[Instructions for the task]:
Every line with the word "cumulativ" in it should be extracted from the data that follows.

[Supplied entries]:
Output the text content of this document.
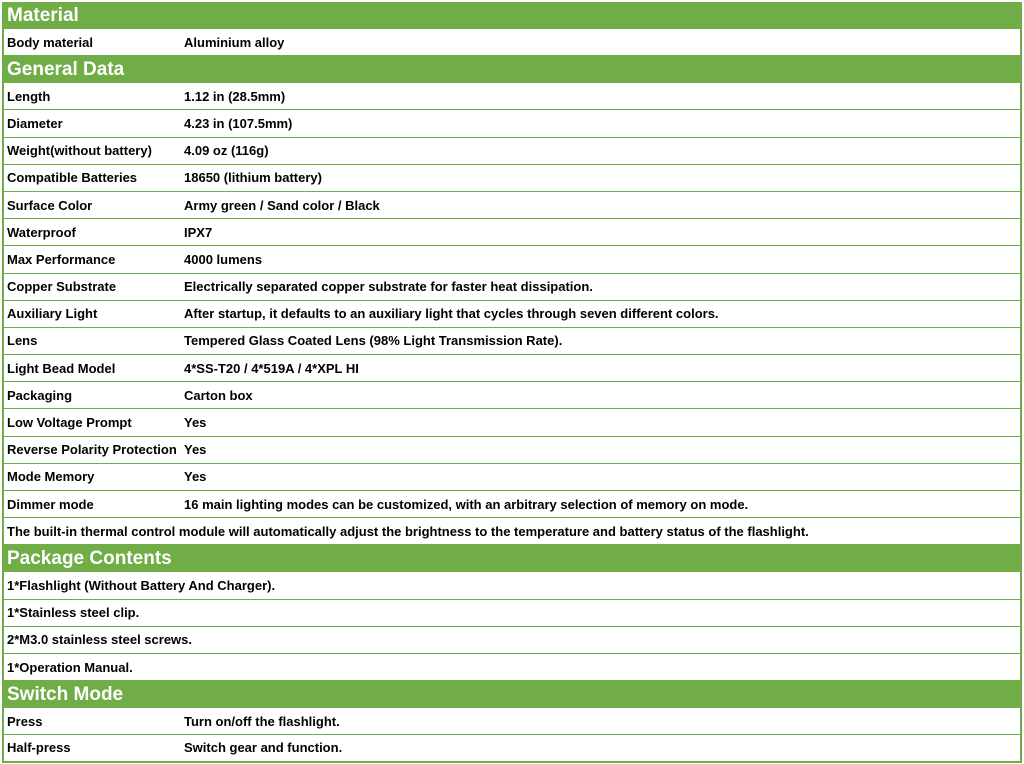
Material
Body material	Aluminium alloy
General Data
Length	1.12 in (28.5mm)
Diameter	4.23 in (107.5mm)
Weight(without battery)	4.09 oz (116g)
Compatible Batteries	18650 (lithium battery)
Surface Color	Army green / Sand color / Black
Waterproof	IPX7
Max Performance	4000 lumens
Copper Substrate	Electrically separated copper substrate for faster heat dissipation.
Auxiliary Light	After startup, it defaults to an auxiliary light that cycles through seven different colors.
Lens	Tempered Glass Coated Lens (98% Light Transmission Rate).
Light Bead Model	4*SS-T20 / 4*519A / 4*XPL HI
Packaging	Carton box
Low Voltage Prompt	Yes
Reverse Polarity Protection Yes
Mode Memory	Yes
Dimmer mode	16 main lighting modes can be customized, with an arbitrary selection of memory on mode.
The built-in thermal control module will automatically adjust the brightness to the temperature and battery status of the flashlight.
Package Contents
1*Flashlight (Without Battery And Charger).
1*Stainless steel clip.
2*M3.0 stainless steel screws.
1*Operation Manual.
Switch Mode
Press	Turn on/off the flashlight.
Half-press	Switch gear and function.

--

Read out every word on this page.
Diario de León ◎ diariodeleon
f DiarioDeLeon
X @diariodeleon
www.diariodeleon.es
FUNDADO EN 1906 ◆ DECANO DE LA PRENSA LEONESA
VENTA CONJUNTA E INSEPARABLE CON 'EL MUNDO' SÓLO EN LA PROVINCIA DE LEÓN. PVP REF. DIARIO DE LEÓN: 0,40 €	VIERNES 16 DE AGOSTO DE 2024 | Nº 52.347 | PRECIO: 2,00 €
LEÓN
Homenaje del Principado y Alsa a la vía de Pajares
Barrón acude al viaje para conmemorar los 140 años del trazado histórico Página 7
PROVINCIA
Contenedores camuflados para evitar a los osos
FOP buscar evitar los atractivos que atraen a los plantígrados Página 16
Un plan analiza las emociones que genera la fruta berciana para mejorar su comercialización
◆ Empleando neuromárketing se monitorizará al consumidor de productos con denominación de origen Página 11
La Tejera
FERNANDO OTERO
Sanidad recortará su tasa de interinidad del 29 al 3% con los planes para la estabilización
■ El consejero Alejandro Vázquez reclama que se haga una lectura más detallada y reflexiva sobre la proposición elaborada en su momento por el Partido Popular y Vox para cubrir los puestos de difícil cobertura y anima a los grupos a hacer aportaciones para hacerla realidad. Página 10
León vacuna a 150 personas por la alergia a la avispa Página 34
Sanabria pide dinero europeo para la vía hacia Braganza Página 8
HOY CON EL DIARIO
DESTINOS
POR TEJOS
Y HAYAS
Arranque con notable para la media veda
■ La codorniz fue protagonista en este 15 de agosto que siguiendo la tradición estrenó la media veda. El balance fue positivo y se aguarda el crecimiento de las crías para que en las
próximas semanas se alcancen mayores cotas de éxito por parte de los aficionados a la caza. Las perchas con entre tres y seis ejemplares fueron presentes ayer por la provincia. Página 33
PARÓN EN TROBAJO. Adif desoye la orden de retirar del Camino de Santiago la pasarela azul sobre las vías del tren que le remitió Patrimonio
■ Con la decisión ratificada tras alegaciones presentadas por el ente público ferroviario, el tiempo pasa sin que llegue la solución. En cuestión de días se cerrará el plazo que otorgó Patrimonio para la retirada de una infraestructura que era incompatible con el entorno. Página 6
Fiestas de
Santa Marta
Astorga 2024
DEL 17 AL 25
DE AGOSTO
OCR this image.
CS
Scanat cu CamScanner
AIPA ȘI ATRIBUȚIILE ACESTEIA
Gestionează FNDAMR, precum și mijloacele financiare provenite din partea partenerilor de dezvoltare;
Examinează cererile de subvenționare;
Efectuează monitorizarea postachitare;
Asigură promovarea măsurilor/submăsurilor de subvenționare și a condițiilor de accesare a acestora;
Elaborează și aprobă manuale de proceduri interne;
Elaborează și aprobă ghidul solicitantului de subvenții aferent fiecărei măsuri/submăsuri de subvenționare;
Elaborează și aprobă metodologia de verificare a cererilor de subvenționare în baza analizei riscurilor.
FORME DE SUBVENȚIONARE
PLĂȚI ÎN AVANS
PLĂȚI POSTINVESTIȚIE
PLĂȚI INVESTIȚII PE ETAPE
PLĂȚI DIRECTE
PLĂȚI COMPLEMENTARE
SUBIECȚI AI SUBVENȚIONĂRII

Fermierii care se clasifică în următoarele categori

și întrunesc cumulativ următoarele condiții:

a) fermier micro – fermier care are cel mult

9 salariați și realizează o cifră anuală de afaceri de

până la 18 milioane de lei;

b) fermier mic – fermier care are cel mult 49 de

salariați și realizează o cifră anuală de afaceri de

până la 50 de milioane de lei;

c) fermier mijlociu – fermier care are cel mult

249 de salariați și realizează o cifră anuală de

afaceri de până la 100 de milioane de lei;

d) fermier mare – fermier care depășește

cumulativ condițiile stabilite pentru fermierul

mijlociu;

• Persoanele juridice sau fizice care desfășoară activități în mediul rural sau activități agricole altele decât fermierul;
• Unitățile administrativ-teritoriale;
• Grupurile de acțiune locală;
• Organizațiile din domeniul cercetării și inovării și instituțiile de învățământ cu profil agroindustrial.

[Correct response]:
și întrunesc cumulativ următoarele condiții:
cumulativ condițiile stabilite pentru fermierul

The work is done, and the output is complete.